**TASK DIRECTIONS**: Using the listing below, report all lines holding the word "values".

**DATA FOR PROCESSING**:
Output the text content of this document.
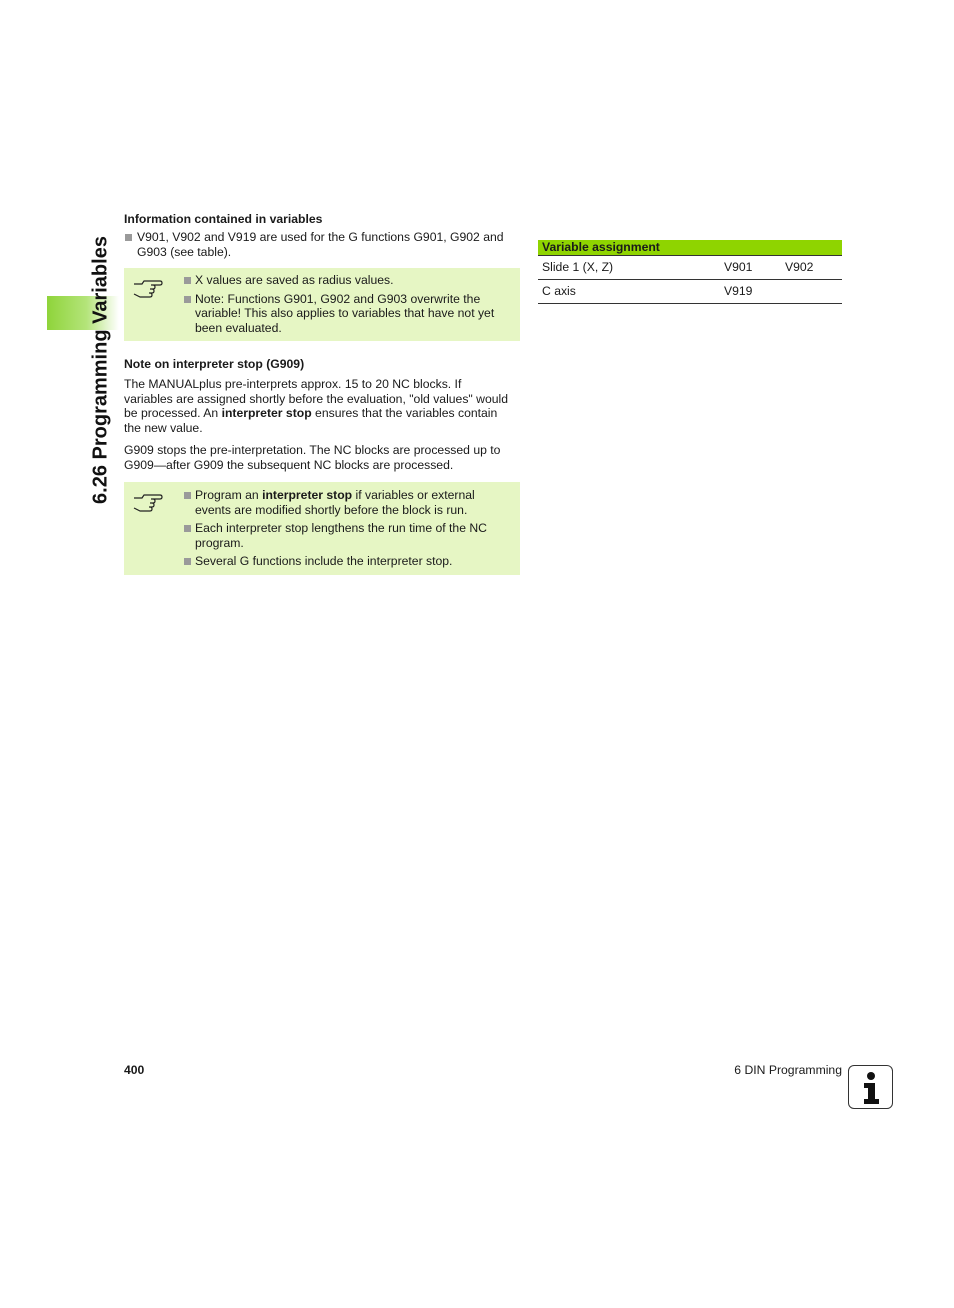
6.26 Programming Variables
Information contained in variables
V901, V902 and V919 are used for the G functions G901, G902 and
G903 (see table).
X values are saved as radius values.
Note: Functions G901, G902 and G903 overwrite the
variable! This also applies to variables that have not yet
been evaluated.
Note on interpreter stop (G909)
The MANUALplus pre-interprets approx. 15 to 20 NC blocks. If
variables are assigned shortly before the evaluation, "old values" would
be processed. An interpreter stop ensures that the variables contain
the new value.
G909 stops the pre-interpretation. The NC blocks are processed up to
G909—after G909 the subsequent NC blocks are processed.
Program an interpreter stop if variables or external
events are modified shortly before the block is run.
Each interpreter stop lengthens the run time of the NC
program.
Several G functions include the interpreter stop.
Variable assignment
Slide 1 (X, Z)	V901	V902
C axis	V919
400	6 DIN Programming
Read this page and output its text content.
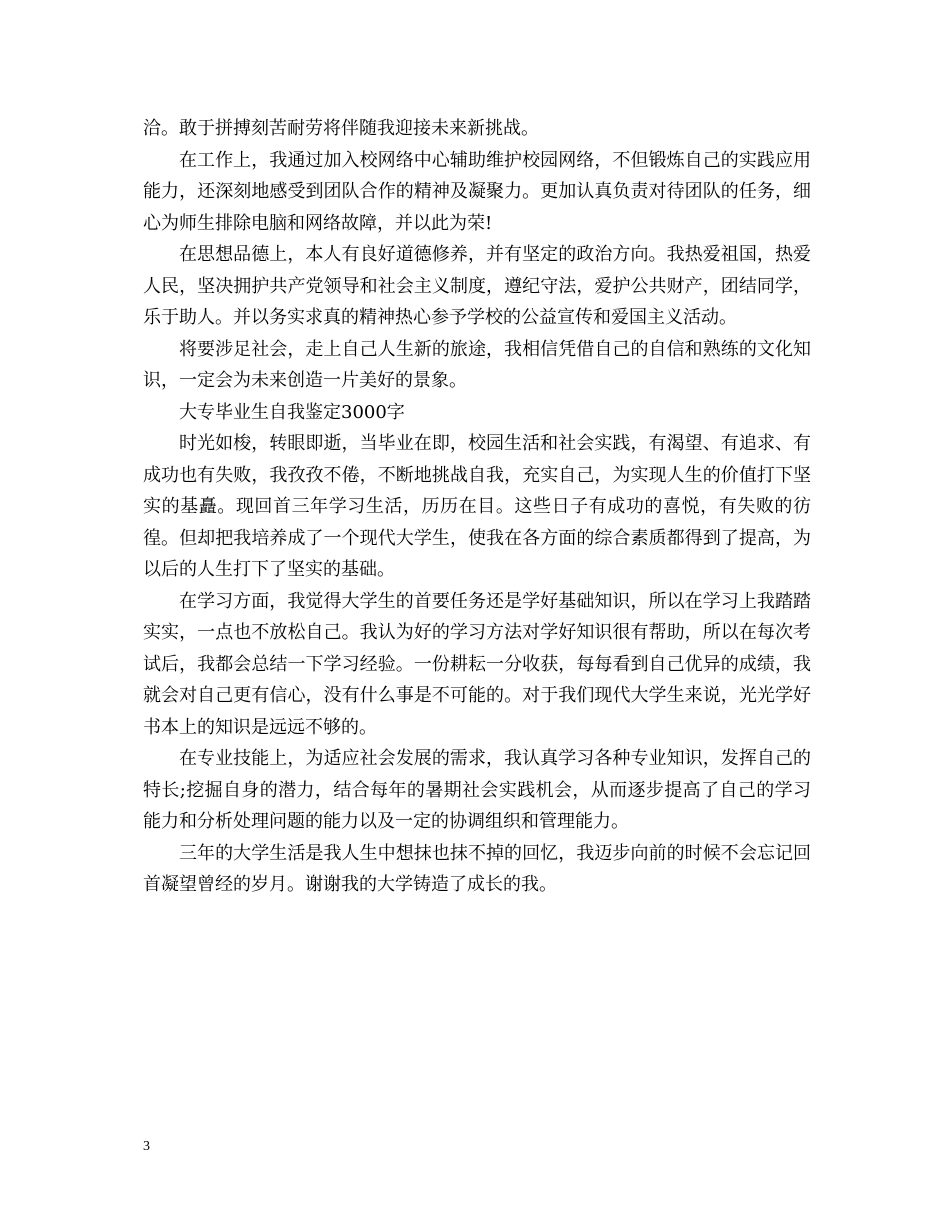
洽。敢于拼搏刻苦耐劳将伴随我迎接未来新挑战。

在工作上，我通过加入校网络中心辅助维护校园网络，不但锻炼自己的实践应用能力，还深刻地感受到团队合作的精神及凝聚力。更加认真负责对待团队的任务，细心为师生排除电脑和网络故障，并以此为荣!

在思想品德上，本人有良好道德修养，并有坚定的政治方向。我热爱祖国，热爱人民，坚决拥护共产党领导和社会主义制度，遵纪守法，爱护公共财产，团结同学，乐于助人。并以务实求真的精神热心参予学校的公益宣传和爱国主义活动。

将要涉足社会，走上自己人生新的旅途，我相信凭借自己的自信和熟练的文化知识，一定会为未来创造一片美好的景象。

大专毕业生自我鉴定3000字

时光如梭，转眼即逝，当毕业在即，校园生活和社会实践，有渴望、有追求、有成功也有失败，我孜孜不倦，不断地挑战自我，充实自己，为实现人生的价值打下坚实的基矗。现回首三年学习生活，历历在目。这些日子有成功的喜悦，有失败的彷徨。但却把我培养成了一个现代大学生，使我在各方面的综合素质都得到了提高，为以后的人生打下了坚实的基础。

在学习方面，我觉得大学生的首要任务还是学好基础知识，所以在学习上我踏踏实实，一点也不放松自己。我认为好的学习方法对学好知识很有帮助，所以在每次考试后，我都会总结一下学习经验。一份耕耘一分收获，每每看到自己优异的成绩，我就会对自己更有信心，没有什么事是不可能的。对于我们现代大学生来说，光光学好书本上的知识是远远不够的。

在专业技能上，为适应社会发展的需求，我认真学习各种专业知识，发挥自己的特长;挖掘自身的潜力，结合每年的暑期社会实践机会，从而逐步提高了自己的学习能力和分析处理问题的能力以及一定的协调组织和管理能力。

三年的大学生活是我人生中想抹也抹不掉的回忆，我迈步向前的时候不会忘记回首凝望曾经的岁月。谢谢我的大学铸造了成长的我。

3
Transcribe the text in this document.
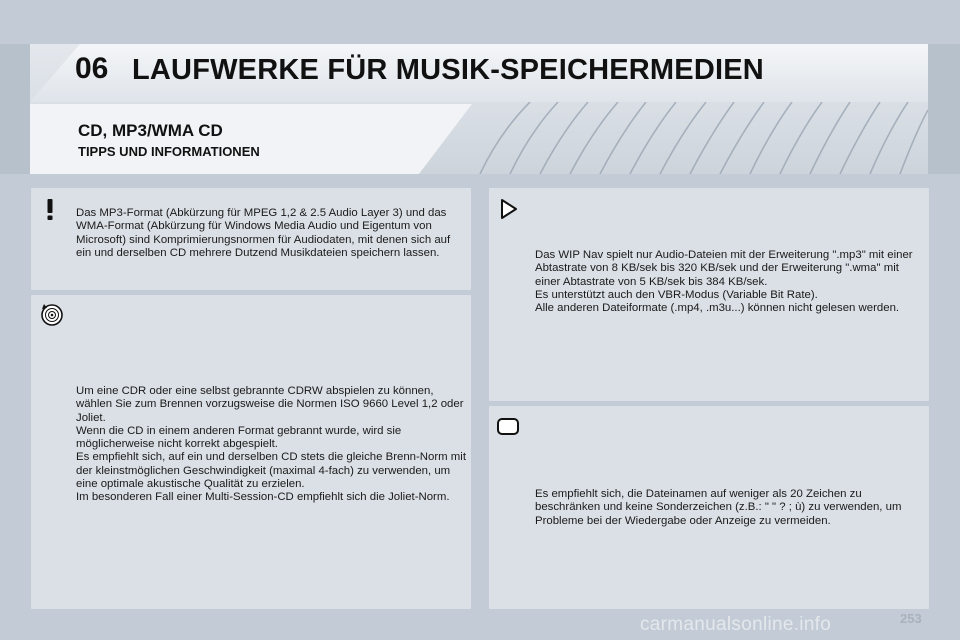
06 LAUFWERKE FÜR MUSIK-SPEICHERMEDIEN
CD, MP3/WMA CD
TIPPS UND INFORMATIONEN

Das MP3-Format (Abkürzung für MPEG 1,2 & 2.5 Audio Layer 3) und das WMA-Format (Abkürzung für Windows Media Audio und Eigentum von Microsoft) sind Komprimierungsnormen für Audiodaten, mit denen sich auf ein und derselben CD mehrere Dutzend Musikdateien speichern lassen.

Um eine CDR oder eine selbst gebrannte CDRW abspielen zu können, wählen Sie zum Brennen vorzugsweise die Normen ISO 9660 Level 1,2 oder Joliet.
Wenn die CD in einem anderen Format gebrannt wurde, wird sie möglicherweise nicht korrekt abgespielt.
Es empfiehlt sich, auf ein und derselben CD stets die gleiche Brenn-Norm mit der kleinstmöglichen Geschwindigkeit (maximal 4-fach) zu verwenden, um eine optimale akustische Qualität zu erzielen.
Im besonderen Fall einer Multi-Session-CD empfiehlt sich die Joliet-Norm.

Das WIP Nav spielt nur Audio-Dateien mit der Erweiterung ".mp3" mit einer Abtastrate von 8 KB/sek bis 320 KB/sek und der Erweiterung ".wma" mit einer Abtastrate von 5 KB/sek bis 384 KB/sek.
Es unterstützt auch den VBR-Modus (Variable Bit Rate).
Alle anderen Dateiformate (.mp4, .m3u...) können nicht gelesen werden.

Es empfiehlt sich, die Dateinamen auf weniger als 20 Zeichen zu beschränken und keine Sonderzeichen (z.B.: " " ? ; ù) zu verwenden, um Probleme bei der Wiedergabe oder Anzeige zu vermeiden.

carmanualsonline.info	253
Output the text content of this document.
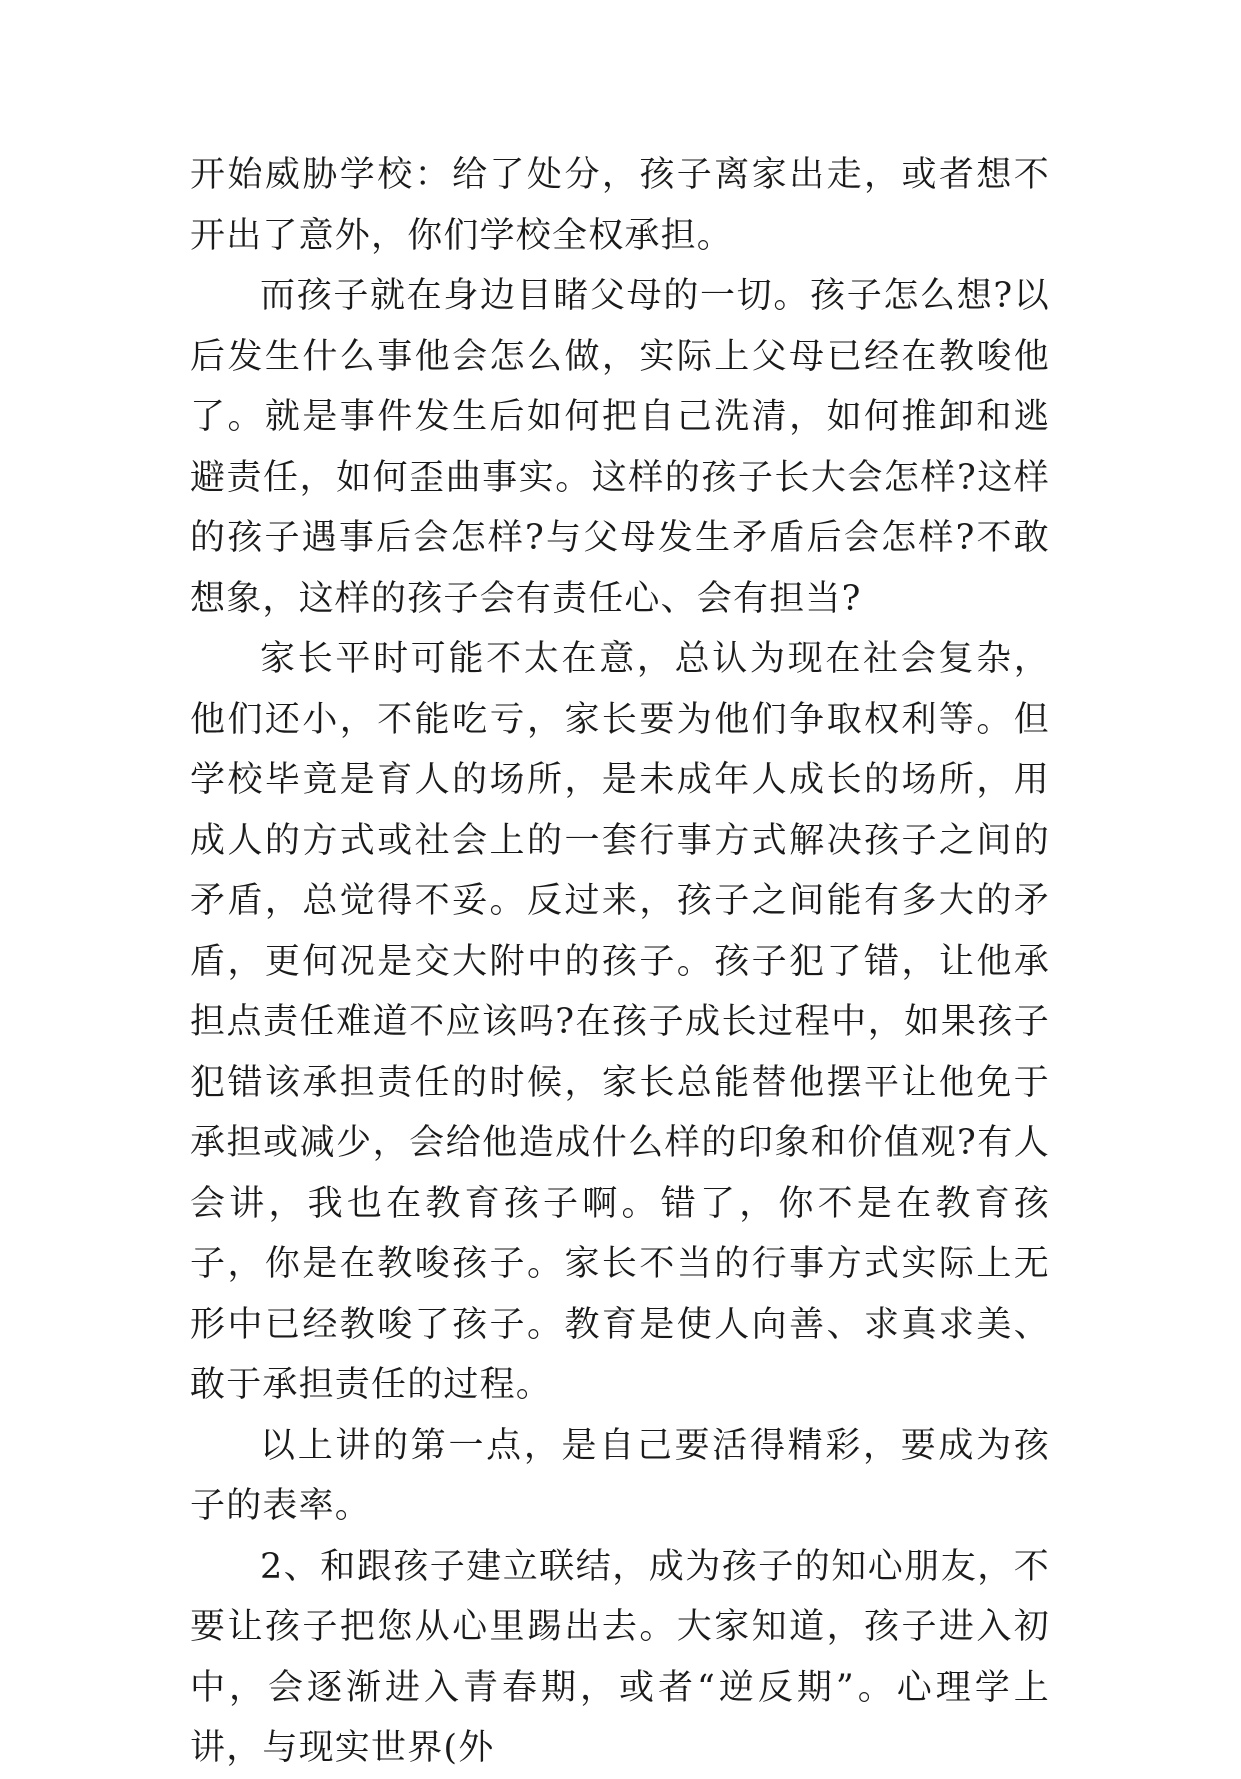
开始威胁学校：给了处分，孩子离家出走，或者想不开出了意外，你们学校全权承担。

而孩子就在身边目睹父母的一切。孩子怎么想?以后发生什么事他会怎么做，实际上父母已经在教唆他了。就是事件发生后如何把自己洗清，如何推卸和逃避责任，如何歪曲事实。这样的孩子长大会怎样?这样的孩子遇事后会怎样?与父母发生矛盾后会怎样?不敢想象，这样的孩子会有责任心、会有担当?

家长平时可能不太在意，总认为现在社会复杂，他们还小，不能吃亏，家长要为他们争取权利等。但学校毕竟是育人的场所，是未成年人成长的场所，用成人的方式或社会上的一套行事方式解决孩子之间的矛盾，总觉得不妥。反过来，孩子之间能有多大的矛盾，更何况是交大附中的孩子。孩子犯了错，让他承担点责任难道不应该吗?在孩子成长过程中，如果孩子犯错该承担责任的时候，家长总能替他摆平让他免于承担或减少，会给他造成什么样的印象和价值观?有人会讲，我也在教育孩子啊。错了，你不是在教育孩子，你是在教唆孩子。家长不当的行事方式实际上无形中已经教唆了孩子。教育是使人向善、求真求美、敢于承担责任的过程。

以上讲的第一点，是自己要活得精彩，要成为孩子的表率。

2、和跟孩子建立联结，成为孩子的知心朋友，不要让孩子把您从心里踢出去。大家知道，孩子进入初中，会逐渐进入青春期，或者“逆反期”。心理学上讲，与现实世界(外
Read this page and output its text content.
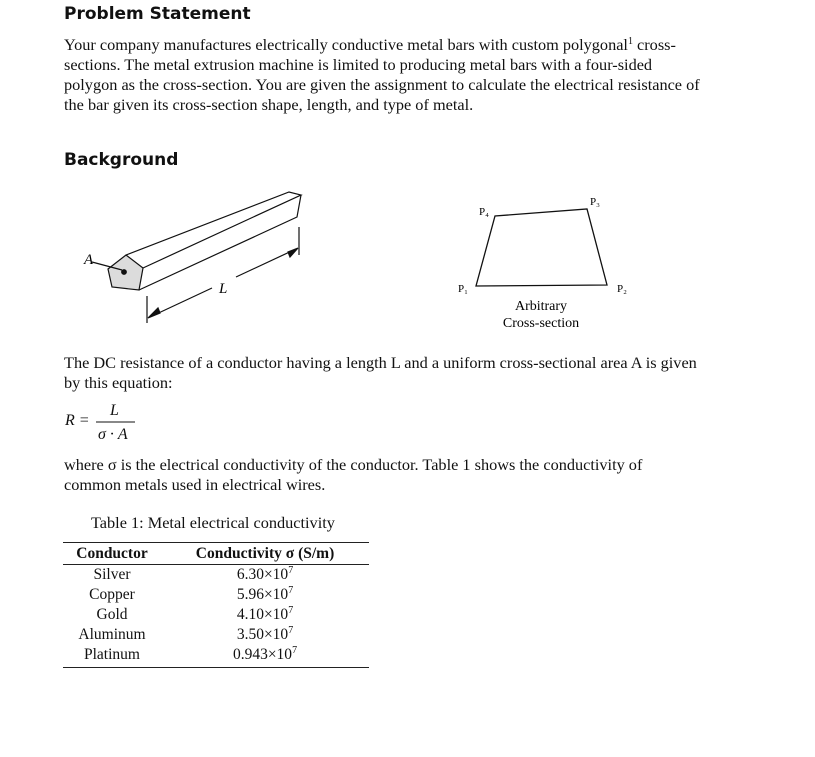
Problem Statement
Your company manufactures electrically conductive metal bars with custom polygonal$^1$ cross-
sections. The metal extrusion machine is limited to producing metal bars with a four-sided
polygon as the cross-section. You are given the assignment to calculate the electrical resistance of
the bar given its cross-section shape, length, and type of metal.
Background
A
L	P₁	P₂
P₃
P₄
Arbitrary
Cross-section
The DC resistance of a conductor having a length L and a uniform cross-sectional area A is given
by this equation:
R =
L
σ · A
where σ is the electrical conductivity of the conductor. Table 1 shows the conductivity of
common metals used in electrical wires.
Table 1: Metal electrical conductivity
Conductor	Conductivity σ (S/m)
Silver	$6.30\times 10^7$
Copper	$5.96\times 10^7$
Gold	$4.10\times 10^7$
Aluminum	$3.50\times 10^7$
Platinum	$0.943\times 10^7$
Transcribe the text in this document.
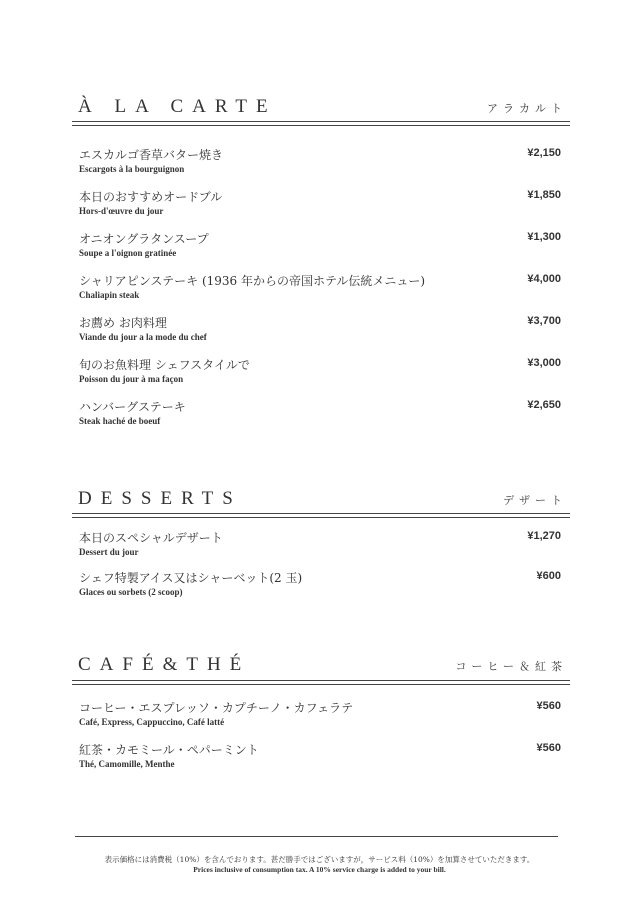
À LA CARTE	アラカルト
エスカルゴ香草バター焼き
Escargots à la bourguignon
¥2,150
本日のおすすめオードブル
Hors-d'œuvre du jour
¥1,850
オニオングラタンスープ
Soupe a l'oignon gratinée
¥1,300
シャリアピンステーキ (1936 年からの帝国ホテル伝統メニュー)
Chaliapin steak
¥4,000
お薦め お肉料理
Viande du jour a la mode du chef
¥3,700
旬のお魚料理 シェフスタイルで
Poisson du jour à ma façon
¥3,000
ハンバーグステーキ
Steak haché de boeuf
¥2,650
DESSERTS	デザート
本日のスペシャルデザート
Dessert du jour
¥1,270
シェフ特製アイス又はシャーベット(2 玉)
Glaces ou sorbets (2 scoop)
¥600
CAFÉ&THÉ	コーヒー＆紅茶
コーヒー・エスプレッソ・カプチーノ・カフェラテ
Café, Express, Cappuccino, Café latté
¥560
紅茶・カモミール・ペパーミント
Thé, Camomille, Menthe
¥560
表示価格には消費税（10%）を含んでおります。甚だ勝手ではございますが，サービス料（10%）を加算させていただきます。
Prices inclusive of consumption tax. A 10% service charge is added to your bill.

**WORKED ANSWER**:
X values are saved as radius values.
variables are assigned shortly before the evaluation, "old values" would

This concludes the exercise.